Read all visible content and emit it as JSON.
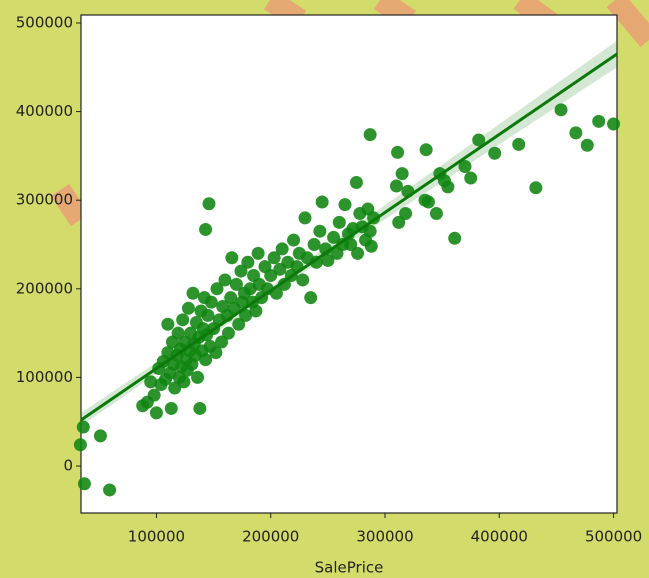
{
  "chart_data": {
    "type": "scatter",
    "x_label": "SalePrice",
    "color": "#108510",
    "x": [
      36000,
      33500,
      37000,
      51000,
      59000,
      146000,
      143000,
      287000,
      311000,
      336000,
      454000,
      467000,
      477000,
      487000,
      500000,
      432000,
      417000,
      396000,
      382000,
      361000,
      88000,
      92000,
      95000,
      98000,
      100000,
      102000,
      104000,
      106000,
      108000,
      110000,
      110000,
      112000,
      113000,
      114000,
      115000,
      116000,
      118000,
      119000,
      120000,
      121000,
      122000,
      123000,
      124000,
      125000,
      126000,
      127000,
      128000,
      129000,
      130000,
      131000,
      132000,
      133000,
      134000,
      135000,
      136000,
      137000,
      138000,
      139000,
      140000,
      141000,
      142000,
      143000,
      144000,
      145000,
      147000,
      148000,
      150000,
      152000,
      153000,
      155000,
      157000,
      158000,
      160000,
      162000,
      163000,
      165000,
      166000,
      168000,
      170000,
      172000,
      174000,
      175000,
      177000,
      178000,
      180000,
      182000,
      184000,
      185000,
      187000,
      189000,
      190000,
      192000,
      195000,
      197000,
      200000,
      203000,
      205000,
      208000,
      210000,
      212000,
      215000,
      218000,
      220000,
      223000,
      225000,
      228000,
      230000,
      232000,
      235000,
      238000,
      240000,
      243000,
      245000,
      248000,
      250000,
      255000,
      258000,
      260000,
      263000,
      265000,
      268000,
      270000,
      272000,
      275000,
      276000,
      278000,
      280000,
      283000,
      285000,
      287000,
      288000,
      290000,
      310000,
      312000,
      315000,
      318000,
      320000,
      335000,
      338000,
      345000,
      348000,
      352000,
      355000,
      375000,
      370000
    ],
    "values": [
      44000,
      24000,
      -20000,
      34000,
      -27000,
      296000,
      267000,
      374000,
      354000,
      357000,
      402000,
      376000,
      362000,
      389000,
      386000,
      314000,
      363000,
      353000,
      368000,
      257000,
      68000,
      72000,
      95000,
      80000,
      60000,
      110000,
      92000,
      118000,
      98000,
      160000,
      128000,
      105000,
      65000,
      140000,
      115000,
      88000,
      125000,
      150000,
      100000,
      132000,
      112000,
      165000,
      95000,
      140000,
      120000,
      108000,
      178000,
      130000,
      150000,
      115000,
      195000,
      138000,
      125000,
      162000,
      100000,
      145000,
      65000,
      175000,
      130000,
      155000,
      190000,
      120000,
      148000,
      170000,
      135000,
      185000,
      155000,
      128000,
      200000,
      165000,
      140000,
      180000,
      210000,
      170000,
      150000,
      190000,
      235000,
      178000,
      205000,
      160000,
      220000,
      185000,
      195000,
      170000,
      230000,
      200000,
      185000,
      215000,
      175000,
      240000,
      205000,
      190000,
      225000,
      200000,
      215000,
      235000,
      195000,
      222000,
      245000,
      205000,
      230000,
      215000,
      255000,
      225000,
      240000,
      210000,
      280000,
      235000,
      190000,
      250000,
      230000,
      265000,
      298000,
      245000,
      232000,
      258000,
      240000,
      275000,
      250000,
      295000,
      262000,
      250000,
      268000,
      320000,
      240000,
      285000,
      270000,
      255000,
      290000,
      265000,
      248000,
      280000,
      316000,
      275000,
      330000,
      285000,
      310000,
      300000,
      298000,
      285000,
      330000,
      322000,
      315000,
      325000,
      338000
    ],
    "xlim": [
      34000,
      503000
    ],
    "ylim": [
      -53000,
      509000
    ],
    "xticks": [
      100000,
      200000,
      300000,
      400000,
      500000
    ],
    "yticks": [
      0,
      100000,
      200000,
      300000,
      400000,
      500000
    ],
    "fit": {
      "color": "#0b7a0b",
      "x": [
        34000,
        200000,
        503000
      ],
      "values": [
        52000,
        198000,
        465000
      ],
      "lower": [
        45000,
        194000,
        450000
      ],
      "upper": [
        60000,
        203000,
        480000
      ]
    }
  }
}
+---+
## TASK OBJECTIVE
Pictures are not part of the copy; output everything else in the records exactly.

## EXERCISE ANSWER
Read all visible content and emit it as JSON.
{
  "chart_data": {
    "type": "scatter",
    "x_label": "SalePrice",
    "color": "#108510",
    "x": [
      36000,
      33500,
      37000,
      51000,
      59000,
      146000,
      143000,
      287000,
      311000,
      336000,
      454000,
      467000,
      477000,
      487000,
      500000,
      432000,
      417000,
      396000,
      382000,
      361000,
      88000,
      92000,
      95000,
      98000,
      100000,
      102000,
      104000,
      106000,
      108000,
      110000,
      110000,
      112000,
      113000,
      114000,
      115000,
      116000,
      118000,
      119000,
      120000,
      121000,
      122000,
      123000,
      124000,
      125000,
      126000,
      127000,
      128000,
      129000,
      130000,
      131000,
      132000,
      133000,
      134000,
      135000,
      136000,
      137000,
      138000,
      139000,
      140000,
      141000,
      142000,
      143000,
      144000,
      145000,
      147000,
      148000,
      150000,
      152000,
      153000,
      155000,
      157000,
      158000,
      160000,
      162000,
      163000,
      165000,
      166000,
      168000,
      170000,
      172000,
      174000,
      175000,
      177000,
      178000,
      180000,
      182000,
      184000,
      185000,
      187000,
      189000,
      190000,
      192000,
      195000,
      197000,
      200000,
      203000,
      205000,
      208000,
      210000,
      212000,
      215000,
      218000,
      220000,
      223000,
      225000,
      228000,
      230000,
      232000,
      235000,
      238000,
      240000,
      243000,
      245000,
      248000,
      250000,
      255000,
      258000,
      260000,
      263000,
      265000,
      268000,
      270000,
      272000,
      275000,
      276000,
      278000,
      280000,
      283000,
      285000,
      287000,
      288000,
      290000,
      310000,
      312000,
      315000,
      318000,
      320000,
      335000,
      338000,
      345000,
      348000,
      352000,
      355000,
      375000,
      370000
    ],
    "values": [
      44000,
      24000,
      -20000,
      34000,
      -27000,
      296000,
      267000,
      374000,
      354000,
      357000,
      402000,
      376000,
      362000,
      389000,
      386000,
      314000,
      363000,
      353000,
      368000,
      257000,
      68000,
      72000,
      95000,
      80000,
      60000,
      110000,
      92000,
      118000,
      98000,
      160000,
      128000,
      105000,
      65000,
      140000,
      115000,
      88000,
      125000,
      150000,
      100000,
      132000,
      112000,
      165000,
      95000,
      140000,
      120000,
      108000,
      178000,
      130000,
      150000,
      115000,
      195000,
      138000,
      125000,
      162000,
      100000,
      145000,
      65000,
      175000,
      130000,
      155000,
      190000,
      120000,
      148000,
      170000,
      135000,
      185000,
      155000,
      128000,
      200000,
      165000,
      140000,
      180000,
      210000,
      170000,
      150000,
      190000,
      235000,
      178000,
      205000,
      160000,
      220000,
      185000,
      195000,
      170000,
      230000,
      200000,
      185000,
      215000,
      175000,
      240000,
      205000,
      190000,
      225000,
      200000,
      215000,
      235000,
      195000,
      222000,
      245000,
      205000,
      230000,
      215000,
      255000,
      225000,
      240000,
      210000,
      280000,
      235000,
      190000,
      250000,
      230000,
      265000,
      298000,
      245000,
      232000,
      258000,
      240000,
      275000,
      250000,
      295000,
      262000,
      250000,
      268000,
      320000,
      240000,
      285000,
      270000,
      255000,
      290000,
      265000,
      248000,
      280000,
      316000,
      275000,
      330000,
      285000,
      310000,
      300000,
      298000,
      285000,
      330000,
      322000,
      315000,
      325000,
      338000
    ],
    "xlim": [
      34000,
      503000
    ],
    "ylim": [
      -53000,
      509000
    ],
    "xticks": [
      100000,
      200000,
      300000,
      400000,
      500000
    ],
    "yticks": [
      0,
      100000,
      200000,
      300000,
      400000,
      500000
    ],
    "fit": {
      "color": "#0b7a0b",
      "x": [
        34000,
        200000,
        503000
      ],
      "values": [
        52000,
        198000,
        465000
      ],
      "lower": [
        45000,
        194000,
        450000
      ],
      "upper": [
        60000,
        203000,
        480000
      ]
    }
  }
}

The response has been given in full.